Aim:
Write out all of the data without omission, exactly as shown.

Data provided:
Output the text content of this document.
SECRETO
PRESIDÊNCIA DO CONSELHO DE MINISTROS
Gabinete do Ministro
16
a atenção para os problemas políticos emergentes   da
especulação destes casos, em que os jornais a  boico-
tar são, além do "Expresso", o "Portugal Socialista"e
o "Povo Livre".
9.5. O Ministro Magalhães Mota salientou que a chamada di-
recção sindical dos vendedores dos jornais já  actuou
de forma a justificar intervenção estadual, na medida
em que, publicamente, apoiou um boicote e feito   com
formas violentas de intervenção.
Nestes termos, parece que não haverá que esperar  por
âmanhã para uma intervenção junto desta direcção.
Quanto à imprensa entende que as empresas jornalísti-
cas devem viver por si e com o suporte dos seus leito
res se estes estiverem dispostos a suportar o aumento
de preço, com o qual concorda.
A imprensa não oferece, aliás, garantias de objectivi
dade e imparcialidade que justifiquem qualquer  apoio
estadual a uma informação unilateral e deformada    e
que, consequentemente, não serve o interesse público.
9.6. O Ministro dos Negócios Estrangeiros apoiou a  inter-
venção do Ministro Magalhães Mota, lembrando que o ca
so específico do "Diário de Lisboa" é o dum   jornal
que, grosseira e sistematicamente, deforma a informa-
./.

Result of this exercise:
Output the text content of this document.
SECRETO
PRESIDÊNCIA DO CONSELHO DE MINISTROS
Gabinete do Ministro
16
a atenção para os problemas políticos emergentes   da
especulação destes casos, em que os jornais a  boico-
tar são, além do "Expresso", o "Portugal Socialista"e
o "Povo Livre".
9.5. O Ministro Magalhães Mota salientou que a chamada di-
recção sindical dos vendedores dos jornais já  actuou
de forma a justificar intervenção estadual, na medida
em que, publicamente, apoiou um boicote e feito   com
formas violentas de intervenção.
Nestes termos, parece que não haverá que esperar  por
âmanhã para uma intervenção junto desta direcção.
Quanto à imprensa entende que as empresas jornalísti-
cas devem viver por si e com o suporte dos seus leito
res se estes estiverem dispostos a suportar o aumento
de preço, com o qual concorda.
A imprensa não oferece, aliás, garantias de objectivi
dade e imparcialidade que justifiquem qualquer  apoio
estadual a uma informação unilateral e deformada    e
que, consequentemente, não serve o interesse público.
9.6. O Ministro dos Negócios Estrangeiros apoiou a  inter-
venção do Ministro Magalhães Mota, lembrando que o ca
so específico do "Diário de Lisboa" é o dum   jornal
que, grosseira e sistematicamente, deforma a informa-
./.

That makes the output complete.